Records about charts and figures:
=====

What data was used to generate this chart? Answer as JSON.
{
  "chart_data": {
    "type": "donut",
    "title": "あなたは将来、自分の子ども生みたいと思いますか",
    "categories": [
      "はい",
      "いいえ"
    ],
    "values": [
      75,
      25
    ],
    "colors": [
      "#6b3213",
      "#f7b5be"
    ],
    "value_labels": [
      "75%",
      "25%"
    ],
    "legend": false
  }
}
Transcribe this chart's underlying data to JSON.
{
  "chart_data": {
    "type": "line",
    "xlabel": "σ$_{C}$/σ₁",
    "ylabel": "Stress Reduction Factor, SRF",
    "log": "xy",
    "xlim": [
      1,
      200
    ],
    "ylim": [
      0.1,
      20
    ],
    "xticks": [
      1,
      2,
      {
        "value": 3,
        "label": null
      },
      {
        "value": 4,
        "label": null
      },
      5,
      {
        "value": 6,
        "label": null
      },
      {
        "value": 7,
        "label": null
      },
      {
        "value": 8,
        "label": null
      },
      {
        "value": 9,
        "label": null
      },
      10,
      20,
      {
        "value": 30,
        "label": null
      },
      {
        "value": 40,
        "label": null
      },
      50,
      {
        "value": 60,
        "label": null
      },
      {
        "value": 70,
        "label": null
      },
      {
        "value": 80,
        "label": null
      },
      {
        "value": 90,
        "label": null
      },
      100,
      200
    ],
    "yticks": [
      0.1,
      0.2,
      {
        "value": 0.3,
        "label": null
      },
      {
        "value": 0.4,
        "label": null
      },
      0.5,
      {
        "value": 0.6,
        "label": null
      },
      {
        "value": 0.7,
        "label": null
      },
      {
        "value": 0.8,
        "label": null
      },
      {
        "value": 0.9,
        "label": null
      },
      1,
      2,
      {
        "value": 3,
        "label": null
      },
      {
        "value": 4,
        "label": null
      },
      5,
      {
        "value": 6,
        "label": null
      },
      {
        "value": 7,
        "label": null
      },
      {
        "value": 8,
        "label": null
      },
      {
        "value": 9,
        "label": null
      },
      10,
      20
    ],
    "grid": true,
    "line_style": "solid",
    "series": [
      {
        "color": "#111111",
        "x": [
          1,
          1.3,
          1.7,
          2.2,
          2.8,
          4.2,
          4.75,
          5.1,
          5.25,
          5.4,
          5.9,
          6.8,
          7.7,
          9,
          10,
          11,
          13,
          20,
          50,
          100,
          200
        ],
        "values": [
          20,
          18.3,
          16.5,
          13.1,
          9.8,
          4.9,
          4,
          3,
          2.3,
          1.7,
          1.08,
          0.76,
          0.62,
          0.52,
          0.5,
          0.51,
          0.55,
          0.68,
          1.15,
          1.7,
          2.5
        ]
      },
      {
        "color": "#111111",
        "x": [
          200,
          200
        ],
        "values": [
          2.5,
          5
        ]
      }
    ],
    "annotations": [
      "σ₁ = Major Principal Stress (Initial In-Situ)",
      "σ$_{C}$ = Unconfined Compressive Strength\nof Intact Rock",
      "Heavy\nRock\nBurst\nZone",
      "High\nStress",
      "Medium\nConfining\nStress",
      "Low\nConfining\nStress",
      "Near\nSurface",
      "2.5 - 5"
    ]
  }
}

=====

Exercise brief:
Please output every record, keeping each line exact.

Answer to the task:
What data was used to generate this chart? Answer as JSON.
{
  "chart_data": {
    "type": "donut",
    "title": "あなたは将来、自分の子ども生みたいと思いますか",
    "categories": [
      "はい",
      "いいえ"
    ],
    "values": [
      75,
      25
    ],
    "colors": [
      "#6b3213",
      "#f7b5be"
    ],
    "value_labels": [
      "75%",
      "25%"
    ],
    "legend": false
  }
}
Transcribe this chart's underlying data to JSON.
{
  "chart_data": {
    "type": "line",
    "xlabel": "σ$_{C}$/σ₁",
    "ylabel": "Stress Reduction Factor, SRF",
    "log": "xy",
    "xlim": [
      1,
      200
    ],
    "ylim": [
      0.1,
      20
    ],
    "xticks": [
      1,
      2,
      {
        "value": 3,
        "label": null
      },
      {
        "value": 4,
        "label": null
      },
      5,
      {
        "value": 6,
        "label": null
      },
      {
        "value": 7,
        "label": null
      },
      {
        "value": 8,
        "label": null
      },
      {
        "value": 9,
        "label": null
      },
      10,
      20,
      {
        "value": 30,
        "label": null
      },
      {
        "value": 40,
        "label": null
      },
      50,
      {
        "value": 60,
        "label": null
      },
      {
        "value": 70,
        "label": null
      },
      {
        "value": 80,
        "label": null
      },
      {
        "value": 90,
        "label": null
      },
      100,
      200
    ],
    "yticks": [
      0.1,
      0.2,
      {
        "value": 0.3,
        "label": null
      },
      {
        "value": 0.4,
        "label": null
      },
      0.5,
      {
        "value": 0.6,
        "label": null
      },
      {
        "value": 0.7,
        "label": null
      },
      {
        "value": 0.8,
        "label": null
      },
      {
        "value": 0.9,
        "label": null
      },
      1,
      2,
      {
        "value": 3,
        "label": null
      },
      {
        "value": 4,
        "label": null
      },
      5,
      {
        "value": 6,
        "label": null
      },
      {
        "value": 7,
        "label": null
      },
      {
        "value": 8,
        "label": null
      },
      {
        "value": 9,
        "label": null
      },
      10,
      20
    ],
    "grid": true,
    "line_style": "solid",
    "series": [
      {
        "color": "#111111",
        "x": [
          1,
          1.3,
          1.7,
          2.2,
          2.8,
          4.2,
          4.75,
          5.1,
          5.25,
          5.4,
          5.9,
          6.8,
          7.7,
          9,
          10,
          11,
          13,
          20,
          50,
          100,
          200
        ],
        "values": [
          20,
          18.3,
          16.5,
          13.1,
          9.8,
          4.9,
          4,
          3,
          2.3,
          1.7,
          1.08,
          0.76,
          0.62,
          0.52,
          0.5,
          0.51,
          0.55,
          0.68,
          1.15,
          1.7,
          2.5
        ]
      },
      {
        "color": "#111111",
        "x": [
          200,
          200
        ],
        "values": [
          2.5,
          5
        ]
      }
    ],
    "annotations": [
      "σ₁ = Major Principal Stress (Initial In-Situ)",
      "σ$_{C}$ = Unconfined Compressive Strength\nof Intact Rock",
      "Heavy\nRock\nBurst\nZone",
      "High\nStress",
      "Medium\nConfining\nStress",
      "Low\nConfining\nStress",
      "Near\nSurface",
      "2.5 - 5"
    ]
  }
}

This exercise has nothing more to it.